Stored entries -
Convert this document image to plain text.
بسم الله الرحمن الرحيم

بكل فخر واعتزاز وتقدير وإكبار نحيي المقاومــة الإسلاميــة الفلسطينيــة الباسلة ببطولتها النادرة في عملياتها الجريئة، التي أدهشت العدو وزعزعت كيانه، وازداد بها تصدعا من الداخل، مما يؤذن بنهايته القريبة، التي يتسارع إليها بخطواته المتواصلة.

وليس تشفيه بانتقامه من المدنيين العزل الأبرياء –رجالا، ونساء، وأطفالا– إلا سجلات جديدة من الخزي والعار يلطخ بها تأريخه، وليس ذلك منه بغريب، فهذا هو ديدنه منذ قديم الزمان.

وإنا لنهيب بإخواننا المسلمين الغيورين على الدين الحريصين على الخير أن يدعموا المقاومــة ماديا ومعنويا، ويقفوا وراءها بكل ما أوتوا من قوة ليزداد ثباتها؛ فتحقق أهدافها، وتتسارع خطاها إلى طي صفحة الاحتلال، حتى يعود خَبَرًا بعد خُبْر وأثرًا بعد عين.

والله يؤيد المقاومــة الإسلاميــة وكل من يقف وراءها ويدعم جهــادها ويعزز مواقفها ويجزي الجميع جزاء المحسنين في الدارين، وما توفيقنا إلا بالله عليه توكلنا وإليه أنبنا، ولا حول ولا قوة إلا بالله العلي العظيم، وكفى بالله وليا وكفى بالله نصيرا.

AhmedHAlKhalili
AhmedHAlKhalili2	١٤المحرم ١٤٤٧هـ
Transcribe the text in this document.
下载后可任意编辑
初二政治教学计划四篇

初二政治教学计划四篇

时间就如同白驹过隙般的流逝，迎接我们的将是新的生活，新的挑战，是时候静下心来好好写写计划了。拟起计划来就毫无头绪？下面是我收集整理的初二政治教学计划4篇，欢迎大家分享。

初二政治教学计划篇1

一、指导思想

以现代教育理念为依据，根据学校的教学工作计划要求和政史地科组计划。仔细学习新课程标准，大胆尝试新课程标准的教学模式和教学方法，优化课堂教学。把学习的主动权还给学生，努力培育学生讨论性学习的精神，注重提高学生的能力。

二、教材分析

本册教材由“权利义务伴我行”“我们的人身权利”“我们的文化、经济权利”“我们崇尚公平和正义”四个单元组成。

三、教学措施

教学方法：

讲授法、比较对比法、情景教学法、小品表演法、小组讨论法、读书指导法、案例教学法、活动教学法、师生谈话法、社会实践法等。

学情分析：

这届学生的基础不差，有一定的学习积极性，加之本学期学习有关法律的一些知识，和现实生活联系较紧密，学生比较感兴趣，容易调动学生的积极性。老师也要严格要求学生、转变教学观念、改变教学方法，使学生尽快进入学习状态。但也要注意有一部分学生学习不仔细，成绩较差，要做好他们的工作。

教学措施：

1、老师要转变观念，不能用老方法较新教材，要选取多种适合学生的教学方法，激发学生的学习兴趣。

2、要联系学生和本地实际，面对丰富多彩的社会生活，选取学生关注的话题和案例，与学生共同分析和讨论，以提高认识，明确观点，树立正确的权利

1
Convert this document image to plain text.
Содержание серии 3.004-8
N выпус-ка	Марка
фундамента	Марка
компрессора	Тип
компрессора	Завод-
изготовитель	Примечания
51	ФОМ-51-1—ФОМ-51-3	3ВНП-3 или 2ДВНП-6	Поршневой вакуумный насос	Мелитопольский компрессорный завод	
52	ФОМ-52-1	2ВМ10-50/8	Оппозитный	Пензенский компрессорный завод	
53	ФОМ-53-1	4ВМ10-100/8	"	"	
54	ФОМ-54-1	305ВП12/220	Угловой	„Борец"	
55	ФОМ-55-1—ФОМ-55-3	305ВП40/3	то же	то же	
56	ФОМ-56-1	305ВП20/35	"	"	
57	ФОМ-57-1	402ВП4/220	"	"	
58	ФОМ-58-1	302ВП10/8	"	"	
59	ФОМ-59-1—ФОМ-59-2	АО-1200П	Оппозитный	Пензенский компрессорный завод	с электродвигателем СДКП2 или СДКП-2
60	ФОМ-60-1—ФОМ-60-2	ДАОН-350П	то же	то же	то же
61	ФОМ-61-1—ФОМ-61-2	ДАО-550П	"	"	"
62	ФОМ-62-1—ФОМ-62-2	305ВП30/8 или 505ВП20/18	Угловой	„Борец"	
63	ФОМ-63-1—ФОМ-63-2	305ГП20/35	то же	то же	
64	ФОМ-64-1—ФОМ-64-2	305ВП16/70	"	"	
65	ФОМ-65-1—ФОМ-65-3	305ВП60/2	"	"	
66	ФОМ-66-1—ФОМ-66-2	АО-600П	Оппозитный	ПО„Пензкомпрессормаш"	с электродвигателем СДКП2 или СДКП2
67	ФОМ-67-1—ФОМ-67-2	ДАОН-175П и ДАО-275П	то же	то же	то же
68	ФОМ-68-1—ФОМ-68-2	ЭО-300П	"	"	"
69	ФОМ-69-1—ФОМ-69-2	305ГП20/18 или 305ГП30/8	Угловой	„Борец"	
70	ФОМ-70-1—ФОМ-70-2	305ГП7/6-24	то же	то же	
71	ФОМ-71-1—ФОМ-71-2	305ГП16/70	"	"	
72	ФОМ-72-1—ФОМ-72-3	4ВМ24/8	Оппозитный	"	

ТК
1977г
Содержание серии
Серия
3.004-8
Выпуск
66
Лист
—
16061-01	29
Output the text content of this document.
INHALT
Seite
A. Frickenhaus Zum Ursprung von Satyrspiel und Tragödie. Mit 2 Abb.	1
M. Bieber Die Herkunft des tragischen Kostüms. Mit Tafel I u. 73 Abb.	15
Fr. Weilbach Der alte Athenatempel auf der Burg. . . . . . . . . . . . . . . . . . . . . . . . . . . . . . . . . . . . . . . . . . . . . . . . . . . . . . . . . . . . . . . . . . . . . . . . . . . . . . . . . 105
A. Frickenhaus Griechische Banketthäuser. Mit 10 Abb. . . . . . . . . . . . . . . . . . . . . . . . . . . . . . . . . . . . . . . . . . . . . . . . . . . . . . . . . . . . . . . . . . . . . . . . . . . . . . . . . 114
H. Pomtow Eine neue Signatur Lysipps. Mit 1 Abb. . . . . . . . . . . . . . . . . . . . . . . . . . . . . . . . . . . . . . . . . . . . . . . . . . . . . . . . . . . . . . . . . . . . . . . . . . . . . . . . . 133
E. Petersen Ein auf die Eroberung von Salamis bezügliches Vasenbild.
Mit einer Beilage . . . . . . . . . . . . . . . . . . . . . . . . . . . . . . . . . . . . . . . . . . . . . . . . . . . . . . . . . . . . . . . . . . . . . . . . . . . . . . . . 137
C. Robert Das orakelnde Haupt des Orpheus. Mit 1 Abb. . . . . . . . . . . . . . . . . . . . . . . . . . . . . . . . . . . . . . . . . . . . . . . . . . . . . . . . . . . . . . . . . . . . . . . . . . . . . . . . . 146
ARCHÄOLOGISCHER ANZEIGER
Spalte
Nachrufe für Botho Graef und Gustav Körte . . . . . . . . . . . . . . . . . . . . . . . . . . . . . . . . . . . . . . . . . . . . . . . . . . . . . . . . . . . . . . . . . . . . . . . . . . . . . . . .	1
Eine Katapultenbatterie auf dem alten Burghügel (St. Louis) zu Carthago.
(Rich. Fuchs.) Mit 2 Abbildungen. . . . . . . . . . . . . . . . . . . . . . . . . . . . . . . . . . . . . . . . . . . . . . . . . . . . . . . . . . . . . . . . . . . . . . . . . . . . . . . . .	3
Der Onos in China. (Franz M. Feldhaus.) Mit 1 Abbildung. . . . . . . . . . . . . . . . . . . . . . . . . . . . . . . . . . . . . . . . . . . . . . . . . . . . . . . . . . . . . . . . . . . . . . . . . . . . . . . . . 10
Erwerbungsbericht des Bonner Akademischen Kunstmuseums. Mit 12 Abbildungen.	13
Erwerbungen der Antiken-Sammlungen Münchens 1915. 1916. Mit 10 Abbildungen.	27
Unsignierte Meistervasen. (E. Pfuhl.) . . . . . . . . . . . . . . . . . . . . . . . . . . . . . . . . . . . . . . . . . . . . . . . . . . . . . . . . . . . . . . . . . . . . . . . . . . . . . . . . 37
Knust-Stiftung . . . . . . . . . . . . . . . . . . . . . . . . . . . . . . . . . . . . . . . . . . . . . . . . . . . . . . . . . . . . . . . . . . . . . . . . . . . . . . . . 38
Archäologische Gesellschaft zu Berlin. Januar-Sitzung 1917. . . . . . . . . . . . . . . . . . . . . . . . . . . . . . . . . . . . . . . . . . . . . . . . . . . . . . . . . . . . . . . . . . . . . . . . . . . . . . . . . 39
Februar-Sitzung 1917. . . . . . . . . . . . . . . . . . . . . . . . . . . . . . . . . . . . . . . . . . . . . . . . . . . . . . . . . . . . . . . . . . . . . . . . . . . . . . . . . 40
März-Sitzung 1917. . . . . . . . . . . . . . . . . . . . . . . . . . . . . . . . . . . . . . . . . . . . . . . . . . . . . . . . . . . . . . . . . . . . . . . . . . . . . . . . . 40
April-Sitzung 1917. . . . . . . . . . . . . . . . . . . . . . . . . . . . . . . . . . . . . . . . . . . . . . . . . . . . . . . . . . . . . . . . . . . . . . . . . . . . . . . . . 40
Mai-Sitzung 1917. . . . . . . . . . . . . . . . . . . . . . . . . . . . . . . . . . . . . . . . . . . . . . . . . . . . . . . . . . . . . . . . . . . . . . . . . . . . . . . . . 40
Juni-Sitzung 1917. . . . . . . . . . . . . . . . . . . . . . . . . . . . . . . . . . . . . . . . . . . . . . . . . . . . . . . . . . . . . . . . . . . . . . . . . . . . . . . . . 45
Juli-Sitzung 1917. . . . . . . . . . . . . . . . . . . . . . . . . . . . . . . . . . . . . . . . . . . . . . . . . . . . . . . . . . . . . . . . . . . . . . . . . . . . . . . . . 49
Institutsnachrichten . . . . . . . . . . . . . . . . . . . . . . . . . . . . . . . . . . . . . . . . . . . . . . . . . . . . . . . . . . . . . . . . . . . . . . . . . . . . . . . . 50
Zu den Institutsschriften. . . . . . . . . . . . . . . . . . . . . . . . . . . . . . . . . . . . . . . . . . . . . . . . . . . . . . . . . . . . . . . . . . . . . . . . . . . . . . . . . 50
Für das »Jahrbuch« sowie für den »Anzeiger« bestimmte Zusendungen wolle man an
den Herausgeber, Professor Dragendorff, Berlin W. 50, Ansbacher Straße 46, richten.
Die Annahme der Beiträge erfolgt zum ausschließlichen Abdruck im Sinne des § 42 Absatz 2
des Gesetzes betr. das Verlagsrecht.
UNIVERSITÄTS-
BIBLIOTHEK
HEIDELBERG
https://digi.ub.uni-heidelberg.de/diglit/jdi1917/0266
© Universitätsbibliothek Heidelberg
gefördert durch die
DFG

Objective - Copy out all lines above that include the string "компрессора".

Task answer -
компрессора	Тип
компрессора	Завод-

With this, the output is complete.